## Start Records shown
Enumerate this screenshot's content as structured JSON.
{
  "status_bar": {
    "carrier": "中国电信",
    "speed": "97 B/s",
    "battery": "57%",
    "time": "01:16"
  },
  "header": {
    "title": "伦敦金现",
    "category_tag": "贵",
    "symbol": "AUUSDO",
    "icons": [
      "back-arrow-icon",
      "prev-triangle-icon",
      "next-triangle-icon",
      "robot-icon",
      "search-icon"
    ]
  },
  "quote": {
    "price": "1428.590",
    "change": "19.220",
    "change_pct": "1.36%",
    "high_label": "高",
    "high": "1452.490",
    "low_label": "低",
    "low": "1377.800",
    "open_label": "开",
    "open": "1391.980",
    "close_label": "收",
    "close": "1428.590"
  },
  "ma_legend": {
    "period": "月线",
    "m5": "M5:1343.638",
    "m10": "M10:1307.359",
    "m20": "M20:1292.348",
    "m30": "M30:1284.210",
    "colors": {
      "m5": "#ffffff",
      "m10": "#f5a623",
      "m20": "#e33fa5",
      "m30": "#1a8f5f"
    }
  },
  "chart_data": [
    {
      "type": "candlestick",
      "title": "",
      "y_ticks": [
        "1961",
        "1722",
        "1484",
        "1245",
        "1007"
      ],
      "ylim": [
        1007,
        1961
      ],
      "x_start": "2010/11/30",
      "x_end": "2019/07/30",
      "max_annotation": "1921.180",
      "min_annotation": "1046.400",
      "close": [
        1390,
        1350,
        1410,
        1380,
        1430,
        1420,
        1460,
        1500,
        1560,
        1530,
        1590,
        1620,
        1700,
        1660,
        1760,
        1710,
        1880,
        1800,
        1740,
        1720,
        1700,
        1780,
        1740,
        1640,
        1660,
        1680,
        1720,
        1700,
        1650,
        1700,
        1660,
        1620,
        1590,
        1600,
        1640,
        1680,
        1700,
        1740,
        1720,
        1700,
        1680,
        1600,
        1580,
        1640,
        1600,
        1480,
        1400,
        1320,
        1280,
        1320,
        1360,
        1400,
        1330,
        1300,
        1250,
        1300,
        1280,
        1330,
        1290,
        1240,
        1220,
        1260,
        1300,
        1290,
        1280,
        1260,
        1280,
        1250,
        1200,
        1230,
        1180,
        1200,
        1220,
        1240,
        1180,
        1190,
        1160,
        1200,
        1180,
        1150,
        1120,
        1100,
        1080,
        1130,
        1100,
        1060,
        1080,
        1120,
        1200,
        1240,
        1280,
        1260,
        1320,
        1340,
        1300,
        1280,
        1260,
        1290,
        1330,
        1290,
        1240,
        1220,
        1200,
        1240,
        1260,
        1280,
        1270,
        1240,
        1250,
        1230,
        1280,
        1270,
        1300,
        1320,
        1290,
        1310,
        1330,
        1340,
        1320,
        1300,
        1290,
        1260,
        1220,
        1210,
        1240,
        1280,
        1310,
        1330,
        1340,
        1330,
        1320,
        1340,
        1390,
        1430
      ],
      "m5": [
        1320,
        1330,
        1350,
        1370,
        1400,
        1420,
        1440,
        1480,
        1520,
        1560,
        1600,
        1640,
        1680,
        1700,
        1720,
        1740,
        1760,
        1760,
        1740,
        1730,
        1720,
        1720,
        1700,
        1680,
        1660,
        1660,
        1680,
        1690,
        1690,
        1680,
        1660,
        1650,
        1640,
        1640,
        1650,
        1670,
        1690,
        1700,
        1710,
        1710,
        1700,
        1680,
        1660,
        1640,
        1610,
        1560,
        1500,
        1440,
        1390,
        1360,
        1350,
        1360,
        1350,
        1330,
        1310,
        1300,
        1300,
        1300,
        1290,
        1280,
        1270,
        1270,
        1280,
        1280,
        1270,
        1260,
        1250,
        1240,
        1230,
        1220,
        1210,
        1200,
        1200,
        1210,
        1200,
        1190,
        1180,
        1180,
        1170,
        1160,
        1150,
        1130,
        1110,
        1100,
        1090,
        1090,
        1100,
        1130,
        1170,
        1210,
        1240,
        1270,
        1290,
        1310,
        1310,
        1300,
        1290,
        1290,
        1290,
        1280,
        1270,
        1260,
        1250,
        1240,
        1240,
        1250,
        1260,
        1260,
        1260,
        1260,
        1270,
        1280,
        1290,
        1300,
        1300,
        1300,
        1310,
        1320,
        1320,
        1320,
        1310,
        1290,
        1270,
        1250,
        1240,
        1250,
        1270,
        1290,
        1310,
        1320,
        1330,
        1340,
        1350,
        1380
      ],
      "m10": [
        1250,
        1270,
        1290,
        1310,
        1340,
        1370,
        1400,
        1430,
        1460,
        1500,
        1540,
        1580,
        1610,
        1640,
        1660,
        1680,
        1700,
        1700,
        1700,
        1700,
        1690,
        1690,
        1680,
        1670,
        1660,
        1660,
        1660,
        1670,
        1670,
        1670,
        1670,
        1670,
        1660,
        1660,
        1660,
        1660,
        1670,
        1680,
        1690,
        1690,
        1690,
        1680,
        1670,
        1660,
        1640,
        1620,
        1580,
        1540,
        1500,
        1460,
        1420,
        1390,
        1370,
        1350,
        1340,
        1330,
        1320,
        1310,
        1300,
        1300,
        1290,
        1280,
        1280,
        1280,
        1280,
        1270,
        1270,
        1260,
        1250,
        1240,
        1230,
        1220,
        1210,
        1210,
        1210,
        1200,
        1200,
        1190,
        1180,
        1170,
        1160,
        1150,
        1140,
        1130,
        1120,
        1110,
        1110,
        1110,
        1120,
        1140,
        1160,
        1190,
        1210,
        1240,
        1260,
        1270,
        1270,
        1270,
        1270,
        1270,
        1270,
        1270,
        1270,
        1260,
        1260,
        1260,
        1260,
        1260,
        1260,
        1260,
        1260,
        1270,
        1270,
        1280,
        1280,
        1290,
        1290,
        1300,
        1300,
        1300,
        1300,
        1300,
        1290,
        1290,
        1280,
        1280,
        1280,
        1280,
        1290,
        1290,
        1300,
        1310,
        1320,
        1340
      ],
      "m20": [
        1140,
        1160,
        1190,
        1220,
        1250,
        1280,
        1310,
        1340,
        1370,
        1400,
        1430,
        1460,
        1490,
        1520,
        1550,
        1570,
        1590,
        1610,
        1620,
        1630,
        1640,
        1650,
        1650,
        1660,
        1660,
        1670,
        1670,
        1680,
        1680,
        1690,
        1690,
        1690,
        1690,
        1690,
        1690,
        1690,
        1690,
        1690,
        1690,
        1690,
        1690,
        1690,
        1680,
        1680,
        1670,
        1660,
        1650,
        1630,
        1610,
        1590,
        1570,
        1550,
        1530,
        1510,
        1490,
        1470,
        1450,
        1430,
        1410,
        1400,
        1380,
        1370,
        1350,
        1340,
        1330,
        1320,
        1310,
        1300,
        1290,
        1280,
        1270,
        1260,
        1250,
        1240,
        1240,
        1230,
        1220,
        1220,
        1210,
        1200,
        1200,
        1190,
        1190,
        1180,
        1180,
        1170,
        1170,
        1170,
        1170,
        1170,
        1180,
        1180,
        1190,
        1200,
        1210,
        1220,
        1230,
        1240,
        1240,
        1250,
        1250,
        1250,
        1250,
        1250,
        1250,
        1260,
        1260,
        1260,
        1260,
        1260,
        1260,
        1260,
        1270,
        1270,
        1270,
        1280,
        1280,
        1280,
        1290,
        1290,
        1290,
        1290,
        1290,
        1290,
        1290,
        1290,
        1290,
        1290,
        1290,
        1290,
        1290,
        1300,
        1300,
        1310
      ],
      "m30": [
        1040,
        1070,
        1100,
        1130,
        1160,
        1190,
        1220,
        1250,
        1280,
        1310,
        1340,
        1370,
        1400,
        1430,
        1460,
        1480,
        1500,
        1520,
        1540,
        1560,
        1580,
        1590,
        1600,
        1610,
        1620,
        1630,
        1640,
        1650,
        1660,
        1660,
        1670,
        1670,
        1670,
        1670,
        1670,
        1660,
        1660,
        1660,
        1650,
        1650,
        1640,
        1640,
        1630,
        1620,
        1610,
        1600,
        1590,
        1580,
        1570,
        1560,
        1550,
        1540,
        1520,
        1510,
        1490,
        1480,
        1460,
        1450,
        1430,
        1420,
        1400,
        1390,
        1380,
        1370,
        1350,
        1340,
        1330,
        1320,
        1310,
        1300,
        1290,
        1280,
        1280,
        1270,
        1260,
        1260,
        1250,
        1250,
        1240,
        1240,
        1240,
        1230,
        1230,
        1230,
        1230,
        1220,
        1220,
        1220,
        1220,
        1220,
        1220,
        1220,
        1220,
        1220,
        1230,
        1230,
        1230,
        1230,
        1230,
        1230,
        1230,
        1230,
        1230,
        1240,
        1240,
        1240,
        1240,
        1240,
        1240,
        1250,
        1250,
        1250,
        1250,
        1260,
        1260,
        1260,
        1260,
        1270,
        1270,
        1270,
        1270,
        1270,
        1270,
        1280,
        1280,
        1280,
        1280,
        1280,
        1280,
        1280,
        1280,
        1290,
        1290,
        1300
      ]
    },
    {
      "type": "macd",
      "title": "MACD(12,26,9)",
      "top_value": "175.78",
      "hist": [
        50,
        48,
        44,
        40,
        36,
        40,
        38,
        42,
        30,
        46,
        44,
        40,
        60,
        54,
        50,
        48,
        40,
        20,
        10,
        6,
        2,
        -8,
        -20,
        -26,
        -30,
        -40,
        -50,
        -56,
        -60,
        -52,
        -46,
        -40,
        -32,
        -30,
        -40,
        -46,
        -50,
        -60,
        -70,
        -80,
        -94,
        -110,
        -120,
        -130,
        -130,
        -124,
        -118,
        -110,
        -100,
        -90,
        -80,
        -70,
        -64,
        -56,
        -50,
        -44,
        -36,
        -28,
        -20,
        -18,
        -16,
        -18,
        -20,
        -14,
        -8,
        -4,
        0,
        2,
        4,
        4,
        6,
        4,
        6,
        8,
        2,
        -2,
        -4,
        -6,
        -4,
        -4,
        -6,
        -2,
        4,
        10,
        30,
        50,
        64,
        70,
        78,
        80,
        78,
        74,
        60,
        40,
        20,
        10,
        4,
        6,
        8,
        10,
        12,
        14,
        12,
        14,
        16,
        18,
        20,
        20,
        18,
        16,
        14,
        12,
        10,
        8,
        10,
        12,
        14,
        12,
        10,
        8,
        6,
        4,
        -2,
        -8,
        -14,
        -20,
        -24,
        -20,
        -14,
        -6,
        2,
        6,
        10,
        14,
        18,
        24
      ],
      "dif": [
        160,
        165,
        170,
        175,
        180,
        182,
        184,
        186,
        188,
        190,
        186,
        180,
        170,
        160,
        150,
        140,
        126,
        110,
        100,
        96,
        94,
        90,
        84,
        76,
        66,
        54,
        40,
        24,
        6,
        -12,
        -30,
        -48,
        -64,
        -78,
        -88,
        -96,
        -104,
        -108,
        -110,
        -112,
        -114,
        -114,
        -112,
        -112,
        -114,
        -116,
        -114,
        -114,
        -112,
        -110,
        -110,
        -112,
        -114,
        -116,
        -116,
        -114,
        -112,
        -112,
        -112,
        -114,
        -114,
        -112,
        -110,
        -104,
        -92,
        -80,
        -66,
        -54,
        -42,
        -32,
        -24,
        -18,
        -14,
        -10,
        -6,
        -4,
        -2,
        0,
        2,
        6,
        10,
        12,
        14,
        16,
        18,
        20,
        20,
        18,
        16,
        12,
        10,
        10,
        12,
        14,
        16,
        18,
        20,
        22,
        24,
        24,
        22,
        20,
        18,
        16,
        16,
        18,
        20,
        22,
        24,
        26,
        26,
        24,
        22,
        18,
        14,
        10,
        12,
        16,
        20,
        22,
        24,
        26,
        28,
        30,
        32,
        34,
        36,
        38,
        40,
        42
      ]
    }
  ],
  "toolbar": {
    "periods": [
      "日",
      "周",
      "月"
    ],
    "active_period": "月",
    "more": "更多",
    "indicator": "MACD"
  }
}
## End Records shown
• _The exercise_
Where a line of the records above holds the word "triangle", copy that line.

• _Solution_
      "prev-triangle-icon",
      "next-triangle-icon",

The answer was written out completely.